- **Goal of the exercise**:
List every line in this data where the string "podrażnienia" occurs.

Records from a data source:
START
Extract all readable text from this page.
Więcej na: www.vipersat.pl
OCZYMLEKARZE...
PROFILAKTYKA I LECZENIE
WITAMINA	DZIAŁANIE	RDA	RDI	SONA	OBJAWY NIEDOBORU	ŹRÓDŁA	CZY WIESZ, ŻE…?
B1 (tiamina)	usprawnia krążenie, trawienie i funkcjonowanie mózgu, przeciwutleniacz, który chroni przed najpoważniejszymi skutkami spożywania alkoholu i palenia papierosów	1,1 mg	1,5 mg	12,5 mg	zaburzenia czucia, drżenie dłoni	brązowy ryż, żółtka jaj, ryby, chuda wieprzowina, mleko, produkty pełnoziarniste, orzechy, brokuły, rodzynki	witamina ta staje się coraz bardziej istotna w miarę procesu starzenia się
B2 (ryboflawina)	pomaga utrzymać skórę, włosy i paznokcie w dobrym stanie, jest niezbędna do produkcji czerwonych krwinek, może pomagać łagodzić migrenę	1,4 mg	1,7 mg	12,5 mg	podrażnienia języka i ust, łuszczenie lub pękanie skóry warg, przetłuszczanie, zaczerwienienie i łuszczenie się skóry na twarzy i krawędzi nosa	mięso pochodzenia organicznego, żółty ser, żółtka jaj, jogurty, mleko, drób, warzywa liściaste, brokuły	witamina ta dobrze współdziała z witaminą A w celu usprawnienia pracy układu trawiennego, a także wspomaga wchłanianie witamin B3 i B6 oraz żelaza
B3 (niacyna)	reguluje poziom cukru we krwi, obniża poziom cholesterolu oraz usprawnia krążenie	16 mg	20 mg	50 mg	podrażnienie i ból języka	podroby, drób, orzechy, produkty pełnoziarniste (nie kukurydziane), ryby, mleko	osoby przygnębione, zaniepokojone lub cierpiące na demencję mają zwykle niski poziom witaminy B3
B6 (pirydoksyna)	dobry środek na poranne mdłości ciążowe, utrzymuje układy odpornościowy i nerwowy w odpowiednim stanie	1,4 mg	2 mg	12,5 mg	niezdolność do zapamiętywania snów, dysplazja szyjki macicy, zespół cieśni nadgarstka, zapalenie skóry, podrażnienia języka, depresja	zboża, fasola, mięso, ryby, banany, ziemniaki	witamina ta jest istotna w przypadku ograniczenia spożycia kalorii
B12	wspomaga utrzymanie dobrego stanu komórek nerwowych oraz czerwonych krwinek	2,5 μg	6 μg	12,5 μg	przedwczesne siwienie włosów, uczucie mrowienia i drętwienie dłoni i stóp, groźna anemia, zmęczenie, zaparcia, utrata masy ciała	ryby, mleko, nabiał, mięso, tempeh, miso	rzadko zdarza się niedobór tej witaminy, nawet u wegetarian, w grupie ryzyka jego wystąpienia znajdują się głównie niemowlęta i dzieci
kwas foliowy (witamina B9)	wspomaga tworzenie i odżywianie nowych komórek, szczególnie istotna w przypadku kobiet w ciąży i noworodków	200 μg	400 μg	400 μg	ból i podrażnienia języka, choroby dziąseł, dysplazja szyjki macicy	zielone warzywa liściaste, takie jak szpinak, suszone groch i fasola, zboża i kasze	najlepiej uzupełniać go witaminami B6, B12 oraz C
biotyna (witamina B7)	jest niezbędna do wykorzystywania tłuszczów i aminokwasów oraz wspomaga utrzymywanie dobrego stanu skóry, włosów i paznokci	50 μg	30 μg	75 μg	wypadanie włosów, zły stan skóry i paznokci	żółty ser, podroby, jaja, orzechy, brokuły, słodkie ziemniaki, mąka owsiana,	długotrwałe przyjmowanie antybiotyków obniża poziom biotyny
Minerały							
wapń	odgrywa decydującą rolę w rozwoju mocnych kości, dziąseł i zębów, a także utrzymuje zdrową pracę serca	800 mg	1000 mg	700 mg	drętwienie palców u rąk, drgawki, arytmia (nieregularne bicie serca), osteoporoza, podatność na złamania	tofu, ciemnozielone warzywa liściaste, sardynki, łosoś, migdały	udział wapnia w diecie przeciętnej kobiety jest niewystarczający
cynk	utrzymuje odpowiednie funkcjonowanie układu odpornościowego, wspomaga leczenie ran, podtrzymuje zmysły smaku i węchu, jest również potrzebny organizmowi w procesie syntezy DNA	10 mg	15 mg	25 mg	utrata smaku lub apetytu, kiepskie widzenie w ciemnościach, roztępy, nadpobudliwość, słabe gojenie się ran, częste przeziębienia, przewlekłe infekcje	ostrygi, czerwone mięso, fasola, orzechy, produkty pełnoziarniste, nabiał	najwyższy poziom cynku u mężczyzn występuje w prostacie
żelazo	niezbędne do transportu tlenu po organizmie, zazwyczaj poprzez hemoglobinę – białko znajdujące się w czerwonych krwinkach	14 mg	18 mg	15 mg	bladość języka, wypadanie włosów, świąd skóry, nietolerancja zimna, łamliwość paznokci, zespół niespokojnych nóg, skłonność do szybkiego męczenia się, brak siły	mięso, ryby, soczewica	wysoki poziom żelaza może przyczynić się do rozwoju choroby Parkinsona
END
- **Task answer**:
B2 (ryboflawina)	pomaga utrzymać skórę, włosy i paznokcie w dobrym stanie, jest niezbędna do produkcji czerwonych krwinek, może pomagać łagodzić migrenę	1,4 mg	1,7 mg	12,5 mg	podrażnienia języka i ust, łuszczenie lub pękanie skóry warg, przetłuszczanie, zaczerwienienie i łuszczenie się skóry na twarzy i krawędzi nosa	mięso pochodzenia organicznego, żółty ser, żółtka jaj, jogurty, mleko, drób, warzywa liściaste, brokuły	witamina ta dobrze współdziała z witaminą A w celu usprawnienia pracy układu trawiennego, a także wspomaga wchłanianie witamin B3 i B6 oraz żelaza
B6 (pirydoksyna)	dobry środek na poranne mdłości ciążowe, utrzymuje układy odpornościowy i nerwowy w odpowiednim stanie	1,4 mg	2 mg	12,5 mg	niezdolność do zapamiętywania snów, dysplazja szyjki macicy, zespół cieśni nadgarstka, zapalenie skóry, podrażnienia języka, depresja	zboża, fasola, mięso, ryby, banany, ziemniaki	witamina ta jest istotna w przypadku ograniczenia spożycia kalorii
kwas foliowy (witamina B9)	wspomaga tworzenie i odżywianie nowych komórek, szczególnie istotna w przypadku kobiet w ciąży i noworodków	200 μg	400 μg	400 μg	ból i podrażnienia języka, choroby dziąseł, dysplazja szyjki macicy	zielone warzywa liściaste, takie jak szpinak, suszone groch i fasola, zboża i kasze	najlepiej uzupełniać go witaminami B6, B12 oraz C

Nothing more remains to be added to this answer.